BEGIN Task inputs

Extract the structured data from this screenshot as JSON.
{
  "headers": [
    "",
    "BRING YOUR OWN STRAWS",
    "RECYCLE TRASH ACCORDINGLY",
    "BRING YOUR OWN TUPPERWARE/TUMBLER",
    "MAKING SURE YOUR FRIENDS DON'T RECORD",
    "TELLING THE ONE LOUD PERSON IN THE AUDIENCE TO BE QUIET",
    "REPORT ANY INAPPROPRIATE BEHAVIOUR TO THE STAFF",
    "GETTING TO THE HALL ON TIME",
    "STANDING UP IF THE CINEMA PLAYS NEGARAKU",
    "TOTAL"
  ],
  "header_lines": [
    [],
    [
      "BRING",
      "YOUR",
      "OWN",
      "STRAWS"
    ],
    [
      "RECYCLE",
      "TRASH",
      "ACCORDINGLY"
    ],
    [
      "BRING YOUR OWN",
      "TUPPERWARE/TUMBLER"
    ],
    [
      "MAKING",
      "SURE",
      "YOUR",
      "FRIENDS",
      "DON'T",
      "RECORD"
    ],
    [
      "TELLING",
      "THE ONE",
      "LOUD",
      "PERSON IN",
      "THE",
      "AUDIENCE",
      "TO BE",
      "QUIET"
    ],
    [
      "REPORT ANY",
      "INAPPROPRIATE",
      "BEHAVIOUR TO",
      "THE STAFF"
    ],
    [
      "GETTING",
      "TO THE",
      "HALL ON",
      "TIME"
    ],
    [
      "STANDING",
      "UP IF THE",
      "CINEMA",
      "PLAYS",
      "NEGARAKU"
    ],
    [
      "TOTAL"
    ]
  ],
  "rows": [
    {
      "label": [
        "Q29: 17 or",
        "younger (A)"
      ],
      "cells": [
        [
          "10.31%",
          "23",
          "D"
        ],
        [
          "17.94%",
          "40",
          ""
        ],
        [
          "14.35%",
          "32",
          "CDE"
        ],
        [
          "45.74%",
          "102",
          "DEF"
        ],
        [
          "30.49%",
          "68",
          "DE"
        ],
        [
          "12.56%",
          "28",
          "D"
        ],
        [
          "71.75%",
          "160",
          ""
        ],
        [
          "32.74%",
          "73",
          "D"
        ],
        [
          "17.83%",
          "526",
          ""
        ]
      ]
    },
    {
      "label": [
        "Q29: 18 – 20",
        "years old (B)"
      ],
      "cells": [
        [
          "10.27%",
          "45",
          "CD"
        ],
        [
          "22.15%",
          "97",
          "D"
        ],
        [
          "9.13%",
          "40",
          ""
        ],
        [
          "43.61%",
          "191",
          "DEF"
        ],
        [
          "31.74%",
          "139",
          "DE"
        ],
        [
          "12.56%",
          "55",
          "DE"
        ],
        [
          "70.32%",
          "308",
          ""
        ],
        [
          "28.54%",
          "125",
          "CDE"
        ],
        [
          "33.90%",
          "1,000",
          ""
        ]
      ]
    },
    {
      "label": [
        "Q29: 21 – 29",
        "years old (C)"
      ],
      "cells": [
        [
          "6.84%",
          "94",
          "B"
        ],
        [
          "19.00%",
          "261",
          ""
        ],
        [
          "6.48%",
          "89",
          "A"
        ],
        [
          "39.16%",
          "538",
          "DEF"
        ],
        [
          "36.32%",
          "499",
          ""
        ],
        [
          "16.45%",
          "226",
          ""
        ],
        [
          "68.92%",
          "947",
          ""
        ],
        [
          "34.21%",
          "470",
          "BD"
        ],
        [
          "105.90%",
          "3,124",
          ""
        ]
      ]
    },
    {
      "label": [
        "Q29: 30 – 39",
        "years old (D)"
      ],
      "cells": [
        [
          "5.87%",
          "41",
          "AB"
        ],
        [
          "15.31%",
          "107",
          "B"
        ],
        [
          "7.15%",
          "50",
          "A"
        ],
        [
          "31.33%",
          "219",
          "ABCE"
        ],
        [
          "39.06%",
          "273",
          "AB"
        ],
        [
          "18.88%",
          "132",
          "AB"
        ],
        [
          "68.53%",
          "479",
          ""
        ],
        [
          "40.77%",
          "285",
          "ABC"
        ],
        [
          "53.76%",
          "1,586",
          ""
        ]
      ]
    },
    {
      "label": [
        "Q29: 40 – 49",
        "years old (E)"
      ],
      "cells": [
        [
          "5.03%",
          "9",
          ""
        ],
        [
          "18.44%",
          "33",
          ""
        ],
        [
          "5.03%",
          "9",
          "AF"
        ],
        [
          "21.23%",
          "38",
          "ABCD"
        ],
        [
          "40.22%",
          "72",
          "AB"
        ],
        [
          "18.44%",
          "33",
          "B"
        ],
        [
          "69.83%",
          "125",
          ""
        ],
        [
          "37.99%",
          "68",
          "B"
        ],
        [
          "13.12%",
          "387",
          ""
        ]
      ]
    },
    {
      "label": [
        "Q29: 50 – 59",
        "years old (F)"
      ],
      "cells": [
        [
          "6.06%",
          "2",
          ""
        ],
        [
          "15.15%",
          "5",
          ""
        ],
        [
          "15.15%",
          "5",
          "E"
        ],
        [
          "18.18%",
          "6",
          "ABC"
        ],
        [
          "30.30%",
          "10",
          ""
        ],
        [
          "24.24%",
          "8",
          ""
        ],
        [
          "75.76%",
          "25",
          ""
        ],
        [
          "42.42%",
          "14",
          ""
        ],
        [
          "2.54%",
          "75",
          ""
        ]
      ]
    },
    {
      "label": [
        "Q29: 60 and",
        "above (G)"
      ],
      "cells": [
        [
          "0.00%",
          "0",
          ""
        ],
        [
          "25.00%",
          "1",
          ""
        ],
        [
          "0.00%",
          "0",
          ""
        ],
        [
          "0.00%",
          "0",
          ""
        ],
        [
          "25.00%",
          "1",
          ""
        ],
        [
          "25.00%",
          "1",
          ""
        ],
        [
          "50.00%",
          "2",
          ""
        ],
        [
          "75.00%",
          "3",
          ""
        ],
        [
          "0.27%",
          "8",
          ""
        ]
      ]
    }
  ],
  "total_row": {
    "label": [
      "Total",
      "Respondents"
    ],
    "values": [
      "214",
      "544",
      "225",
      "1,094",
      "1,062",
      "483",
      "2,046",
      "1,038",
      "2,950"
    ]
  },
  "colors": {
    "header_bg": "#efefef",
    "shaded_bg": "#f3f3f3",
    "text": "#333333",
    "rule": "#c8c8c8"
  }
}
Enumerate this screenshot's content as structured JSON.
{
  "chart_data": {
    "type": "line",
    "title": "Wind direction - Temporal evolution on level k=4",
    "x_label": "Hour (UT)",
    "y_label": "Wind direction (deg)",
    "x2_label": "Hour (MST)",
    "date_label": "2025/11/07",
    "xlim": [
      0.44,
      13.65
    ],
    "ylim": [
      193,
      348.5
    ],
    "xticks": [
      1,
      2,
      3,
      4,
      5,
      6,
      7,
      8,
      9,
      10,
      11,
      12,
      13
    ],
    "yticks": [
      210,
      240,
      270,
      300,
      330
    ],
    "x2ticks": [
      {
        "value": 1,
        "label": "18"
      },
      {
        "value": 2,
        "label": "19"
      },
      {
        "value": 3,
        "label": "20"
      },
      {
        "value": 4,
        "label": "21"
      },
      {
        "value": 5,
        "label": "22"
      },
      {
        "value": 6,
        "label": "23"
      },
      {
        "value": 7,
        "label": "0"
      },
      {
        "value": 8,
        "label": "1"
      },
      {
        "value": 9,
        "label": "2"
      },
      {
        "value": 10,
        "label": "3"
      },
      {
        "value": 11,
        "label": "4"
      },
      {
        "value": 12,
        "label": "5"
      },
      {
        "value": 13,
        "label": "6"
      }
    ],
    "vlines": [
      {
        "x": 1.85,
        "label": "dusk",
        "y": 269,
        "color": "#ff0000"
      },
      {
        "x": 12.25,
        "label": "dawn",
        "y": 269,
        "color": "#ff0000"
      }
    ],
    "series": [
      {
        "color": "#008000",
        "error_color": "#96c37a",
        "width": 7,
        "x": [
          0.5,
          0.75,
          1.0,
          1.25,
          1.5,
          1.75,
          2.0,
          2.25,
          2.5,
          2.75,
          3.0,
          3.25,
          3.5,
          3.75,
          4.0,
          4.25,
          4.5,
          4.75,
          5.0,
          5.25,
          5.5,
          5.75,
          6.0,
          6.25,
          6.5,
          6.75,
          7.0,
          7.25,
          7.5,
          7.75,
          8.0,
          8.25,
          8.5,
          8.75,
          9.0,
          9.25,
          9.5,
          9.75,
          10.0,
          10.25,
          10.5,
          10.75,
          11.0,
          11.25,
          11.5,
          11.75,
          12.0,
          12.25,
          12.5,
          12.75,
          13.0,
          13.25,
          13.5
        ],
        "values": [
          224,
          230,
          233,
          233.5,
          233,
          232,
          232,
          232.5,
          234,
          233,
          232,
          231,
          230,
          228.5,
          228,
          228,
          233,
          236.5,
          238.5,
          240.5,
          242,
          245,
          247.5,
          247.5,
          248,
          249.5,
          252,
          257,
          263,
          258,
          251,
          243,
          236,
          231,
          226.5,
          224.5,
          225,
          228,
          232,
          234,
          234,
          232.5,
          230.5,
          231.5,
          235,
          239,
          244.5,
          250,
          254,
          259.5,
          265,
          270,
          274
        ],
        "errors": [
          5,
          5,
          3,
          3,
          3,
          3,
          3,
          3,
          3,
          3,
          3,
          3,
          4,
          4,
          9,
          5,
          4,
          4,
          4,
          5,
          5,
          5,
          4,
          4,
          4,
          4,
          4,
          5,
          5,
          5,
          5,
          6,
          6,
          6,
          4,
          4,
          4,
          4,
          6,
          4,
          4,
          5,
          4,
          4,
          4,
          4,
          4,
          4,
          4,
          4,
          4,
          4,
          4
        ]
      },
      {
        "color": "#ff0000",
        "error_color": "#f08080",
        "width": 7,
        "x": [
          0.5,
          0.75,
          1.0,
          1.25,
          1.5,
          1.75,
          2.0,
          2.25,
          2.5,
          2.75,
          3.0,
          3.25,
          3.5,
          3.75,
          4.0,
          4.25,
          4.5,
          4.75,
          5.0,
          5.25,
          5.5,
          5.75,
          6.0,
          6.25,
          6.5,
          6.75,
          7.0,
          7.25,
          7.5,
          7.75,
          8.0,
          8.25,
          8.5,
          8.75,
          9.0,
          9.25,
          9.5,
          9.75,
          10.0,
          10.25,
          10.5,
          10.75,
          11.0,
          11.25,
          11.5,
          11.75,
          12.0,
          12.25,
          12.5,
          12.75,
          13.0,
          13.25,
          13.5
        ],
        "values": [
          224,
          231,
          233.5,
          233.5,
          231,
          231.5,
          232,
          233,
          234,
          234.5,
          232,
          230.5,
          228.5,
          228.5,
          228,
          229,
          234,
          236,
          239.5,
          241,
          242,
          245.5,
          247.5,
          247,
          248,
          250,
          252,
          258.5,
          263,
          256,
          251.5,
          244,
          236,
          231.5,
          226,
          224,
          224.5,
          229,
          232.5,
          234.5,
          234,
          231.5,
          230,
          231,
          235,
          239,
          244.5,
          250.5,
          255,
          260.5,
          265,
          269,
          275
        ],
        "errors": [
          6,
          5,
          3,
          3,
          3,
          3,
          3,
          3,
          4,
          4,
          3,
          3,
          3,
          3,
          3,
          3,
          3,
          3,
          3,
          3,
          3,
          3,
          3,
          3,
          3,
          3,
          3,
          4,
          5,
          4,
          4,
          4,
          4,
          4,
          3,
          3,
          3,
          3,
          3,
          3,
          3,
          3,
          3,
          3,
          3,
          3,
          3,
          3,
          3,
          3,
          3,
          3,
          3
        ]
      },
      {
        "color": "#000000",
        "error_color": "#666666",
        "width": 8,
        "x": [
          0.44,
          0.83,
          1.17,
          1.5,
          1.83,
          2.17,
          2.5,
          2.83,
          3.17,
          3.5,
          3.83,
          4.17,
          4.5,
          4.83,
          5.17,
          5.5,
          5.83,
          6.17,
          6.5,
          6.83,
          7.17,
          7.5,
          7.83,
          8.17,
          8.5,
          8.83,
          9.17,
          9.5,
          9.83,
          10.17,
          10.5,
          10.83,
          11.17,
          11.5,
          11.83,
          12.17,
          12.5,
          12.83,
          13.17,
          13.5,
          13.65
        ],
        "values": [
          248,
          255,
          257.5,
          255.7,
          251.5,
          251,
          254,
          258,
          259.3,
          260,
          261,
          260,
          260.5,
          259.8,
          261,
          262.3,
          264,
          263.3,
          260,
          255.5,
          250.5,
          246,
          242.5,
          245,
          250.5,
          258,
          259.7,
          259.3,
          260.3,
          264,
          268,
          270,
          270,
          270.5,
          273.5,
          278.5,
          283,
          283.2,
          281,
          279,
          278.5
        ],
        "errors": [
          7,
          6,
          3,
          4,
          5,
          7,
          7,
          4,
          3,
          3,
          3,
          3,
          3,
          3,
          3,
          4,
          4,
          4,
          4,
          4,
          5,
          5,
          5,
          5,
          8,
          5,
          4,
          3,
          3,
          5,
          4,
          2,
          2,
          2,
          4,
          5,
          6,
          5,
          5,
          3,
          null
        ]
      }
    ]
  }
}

END Task inputs

Given instruction:
Gather all lines from the records above in which "STANDING" appears.

Solution for this task:
    "STANDING UP IF THE CINEMA PLAYS NEGARAKU",
      "STANDING",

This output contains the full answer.